— Exercise description —
Skip all pictures, then print the remaining material exactly.

— begin Working data —

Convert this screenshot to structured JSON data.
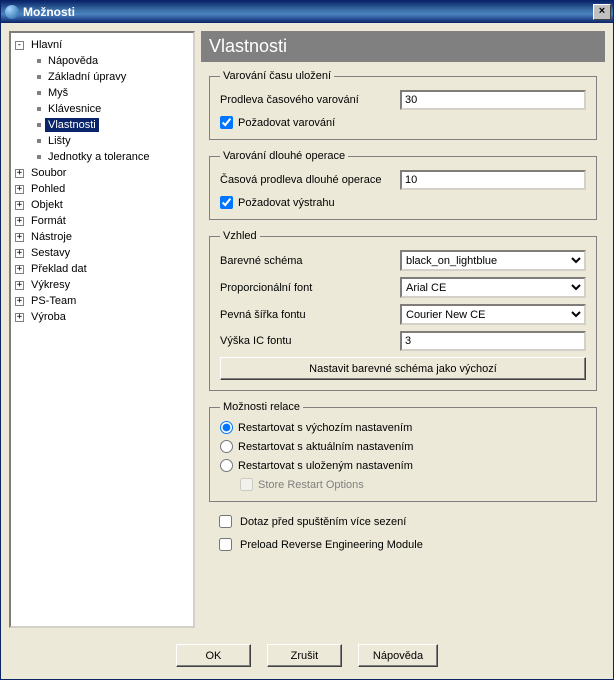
{
  "window": {
    "title": "Možnosti"
  },
  "tree": {
    "root": "Hlavní",
    "children": [
      "Nápověda",
      "Základní úpravy",
      "Myš",
      "Klávesnice",
      "Vlastnosti",
      "Lišty",
      "Jednotky a tolerance"
    ],
    "selected_index": 4,
    "top_level": [
      "Soubor",
      "Pohled",
      "Objekt",
      "Formát",
      "Nástroje",
      "Sestavy",
      "Překlad dat",
      "Výkresy",
      "PS-Team",
      "Výroba"
    ]
  },
  "page": {
    "title": "Vlastnosti"
  },
  "group_save": {
    "legend": "Varování času uložení",
    "delay_label": "Prodleva časového varování",
    "delay_value": "30",
    "require_label": "Požadovat varování",
    "require_checked": true
  },
  "group_long": {
    "legend": "Varování dlouhé operace",
    "delay_label": "Časová prodleva dlouhé operace",
    "delay_value": "10",
    "require_label": "Požadovat výstrahu",
    "require_checked": true
  },
  "group_look": {
    "legend": "Vzhled",
    "scheme_label": "Barevné schéma",
    "scheme_value": "black_on_lightblue",
    "pfont_label": "Proporcionální font",
    "pfont_value": "Arial CE",
    "ffont_label": "Pevná šířka fontu",
    "ffont_value": "Courier New CE",
    "icfont_label": "Výška IC fontu",
    "icfont_value": "3",
    "reset_button": "Nastavit barevné schéma jako výchozí"
  },
  "group_session": {
    "legend": "Možnosti relace",
    "r0": "Restartovat s výchozím nastavením",
    "r1": "Restartovat s aktuálním nastavením",
    "r2": "Restartovat s uloženým nastavením",
    "selected": 0,
    "store_label": "Store Restart Options",
    "store_enabled": false
  },
  "outer_checks": {
    "ask_label": "Dotaz před spuštěním více sezení",
    "ask_checked": false,
    "preload_label": "Preload Reverse Engineering Module",
    "preload_checked": false
  },
  "buttons": {
    "ok": "OK",
    "cancel": "Zrušit",
    "help": "Nápověda"
  }
}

— end Working data —

— Task result —
Convert this screenshot to structured JSON data.
{
  "window": {
    "title": "Možnosti"
  },
  "tree": {
    "root": "Hlavní",
    "children": [
      "Nápověda",
      "Základní úpravy",
      "Myš",
      "Klávesnice",
      "Vlastnosti",
      "Lišty",
      "Jednotky a tolerance"
    ],
    "selected_index": 4,
    "top_level": [
      "Soubor",
      "Pohled",
      "Objekt",
      "Formát",
      "Nástroje",
      "Sestavy",
      "Překlad dat",
      "Výkresy",
      "PS-Team",
      "Výroba"
    ]
  },
  "page": {
    "title": "Vlastnosti"
  },
  "group_save": {
    "legend": "Varování času uložení",
    "delay_label": "Prodleva časového varování",
    "delay_value": "30",
    "require_label": "Požadovat varování",
    "require_checked": true
  },
  "group_long": {
    "legend": "Varování dlouhé operace",
    "delay_label": "Časová prodleva dlouhé operace",
    "delay_value": "10",
    "require_label": "Požadovat výstrahu",
    "require_checked": true
  },
  "group_look": {
    "legend": "Vzhled",
    "scheme_label": "Barevné schéma",
    "scheme_value": "black_on_lightblue",
    "pfont_label": "Proporcionální font",
    "pfont_value": "Arial CE",
    "ffont_label": "Pevná šířka fontu",
    "ffont_value": "Courier New CE",
    "icfont_label": "Výška IC fontu",
    "icfont_value": "3",
    "reset_button": "Nastavit barevné schéma jako výchozí"
  },
  "group_session": {
    "legend": "Možnosti relace",
    "r0": "Restartovat s výchozím nastavením",
    "r1": "Restartovat s aktuálním nastavením",
    "r2": "Restartovat s uloženým nastavením",
    "selected": 0,
    "store_label": "Store Restart Options",
    "store_enabled": false
  },
  "outer_checks": {
    "ask_label": "Dotaz před spuštěním více sezení",
    "ask_checked": false,
    "preload_label": "Preload Reverse Engineering Module",
    "preload_checked": false
  },
  "buttons": {
    "ok": "OK",
    "cancel": "Zrušit",
    "help": "Nápověda"
  }
}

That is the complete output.